From a very early age, though, I struggled with the intensity of Orthodox observance. As one of the most religious families in our community, I was different to many of my Jewish friends. Their parents never made them sing the (excruciatingly long) “Shalom Aleichem” and “Eishet Chayil” on Friday nights. Their parents let them wear tantalizingly short dresses to synagogue. Their dads didn’t pray with the same zeal as my own, who rocked back and forth with a tallis over his head to block out distractions.
To an easily embarrassed kid, being different was difficult.
The funny thing was, when my friends came for Friday night dinner, they clapped along to “Shalom Aleichem” and unselfconsciously joined in, mumbling their way through it. They teased my dad about how frum (religious) he was — and he laughed along with them. And while I blushed through my father’s blessing, recoiling as he embraced me afterwards (physical affection in public, ew!), some of them asked him to bless them, too, in lieu of their own fathers, who didn’t know the words. I envied their light-heartedness, and how they found the whole experience fun, when I just felt awkward.
Things came to a head at age 17, the peak of my very dramatic adolescence. I was sick of everyone telling me what to do — and being Jewish involved so many rules. Rules that severely threatened my social life at my non-Jewish high school; I missed crucial parties because of Shabbat and chances to date hot Christian boys who I knew my parents wouldn’t approve of.
But it wasn’t just teenage rebellion. A close friend had just died by suicide, and my grief sparked a huge faith crisis. I felt isolated from halacha (Jewish law); it seemed silly and make-believe, easy to dismiss. I was angry at God (if there even was one) for letting my friend die, my parents for enforcing a Jewish lifestyle that I had increasingly less interest in, and myself for not really knowing what I wanted or being brave enough to take it.
It all got a lot easier when I left home for college and put Judaism on the back burner. I needed a break from the potent emotions involved in navigating religious skepticism. This very purposeful choice was not, I admit, a healthy one.
Still, I trundled along in determined religious apathy — until a year ago, when our toddler began coming home from gan (Israeli kindergarten) with what I can only describe as religious fervor.

PARTS OF THE EXERCISE:
(a) In the essay on growing up Orthodox, at what age did things come to a head for the narrator?
(b) Pick up the essay on growing up Orthodox after its final sentence and continue writing it.

Stored dataset items
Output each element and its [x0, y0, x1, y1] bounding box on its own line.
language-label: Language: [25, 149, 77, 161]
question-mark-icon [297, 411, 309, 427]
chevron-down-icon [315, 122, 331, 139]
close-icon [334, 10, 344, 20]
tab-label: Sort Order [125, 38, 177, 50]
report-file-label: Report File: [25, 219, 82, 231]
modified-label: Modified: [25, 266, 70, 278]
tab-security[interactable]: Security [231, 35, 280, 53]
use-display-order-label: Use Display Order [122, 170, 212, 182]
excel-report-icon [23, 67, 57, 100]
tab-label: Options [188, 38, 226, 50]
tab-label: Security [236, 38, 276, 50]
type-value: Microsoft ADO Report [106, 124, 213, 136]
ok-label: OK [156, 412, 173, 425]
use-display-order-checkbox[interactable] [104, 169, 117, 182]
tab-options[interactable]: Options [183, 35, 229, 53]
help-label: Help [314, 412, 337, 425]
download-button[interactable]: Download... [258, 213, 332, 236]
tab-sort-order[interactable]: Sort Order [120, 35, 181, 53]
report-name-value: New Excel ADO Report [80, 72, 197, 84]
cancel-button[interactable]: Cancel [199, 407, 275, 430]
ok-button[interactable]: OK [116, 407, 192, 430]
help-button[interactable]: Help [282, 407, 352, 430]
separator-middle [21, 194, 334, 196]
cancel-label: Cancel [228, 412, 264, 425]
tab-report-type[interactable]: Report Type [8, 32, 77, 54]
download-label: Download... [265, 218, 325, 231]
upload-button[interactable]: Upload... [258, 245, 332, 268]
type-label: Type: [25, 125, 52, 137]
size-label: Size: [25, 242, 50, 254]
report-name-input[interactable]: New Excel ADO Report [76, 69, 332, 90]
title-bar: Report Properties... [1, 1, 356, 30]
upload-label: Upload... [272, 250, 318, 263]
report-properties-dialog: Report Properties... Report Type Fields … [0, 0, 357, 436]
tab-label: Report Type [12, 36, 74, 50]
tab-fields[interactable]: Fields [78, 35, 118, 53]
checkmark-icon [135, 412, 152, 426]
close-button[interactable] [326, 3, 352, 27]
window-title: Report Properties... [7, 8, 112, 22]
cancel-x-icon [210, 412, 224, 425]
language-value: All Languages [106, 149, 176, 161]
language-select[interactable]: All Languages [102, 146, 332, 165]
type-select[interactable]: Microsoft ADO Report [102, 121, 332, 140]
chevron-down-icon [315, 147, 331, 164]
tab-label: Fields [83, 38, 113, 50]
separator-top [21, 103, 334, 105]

SOLVED PROBLEMS:
(a) At age 17.

(b)
He found wonder in every festival — the gleam of the menorah, dancing on Simchat Torah, the blare of the shofar. He sang “Lecha Dodi” to his stuffed toys as he lay in bed at night. He pointed out every kippah that he saw with ear-splitting excitement.
His joy was irresistible and, instinctively, I wanted in.
So one Friday, I offered to light the Shabbat candles together. It was the first time I’d voluntarily lit candles in over a decade. Striking the match, and watching his eyes light up, I didn’t feel awkward, as I’d expected. I felt happy. I was excited to pass on this Jewish tradition to him. That such a small act could be the source of shared delight encouraged me to do more.
Before long, we were jamming to “Shalom Aleichem” on his toy xylophone and clapping along to the Birkat Hamazon (Grace After Meals) as he sat on my lap. It was only a hop, skip and an “amen” until I teared up over his Shema.
Motherhood has given me the permission — and confidence — to become somebody I don’t recognize. At 17, I assumed that my Jewish identity would always be convoluted, riddled with guilt, self-consciousness and pride. But I don’t have time to indulge those emotions when other things are more important, like jostling through the crowd at synagogue to let my son kiss the Torah as it parades past, just to hear him gush about it all walk home.
How lucky I am to get a second chance to see how joyful Judaism can be through a child’s eyes. And this time, I won’t lose sight of it.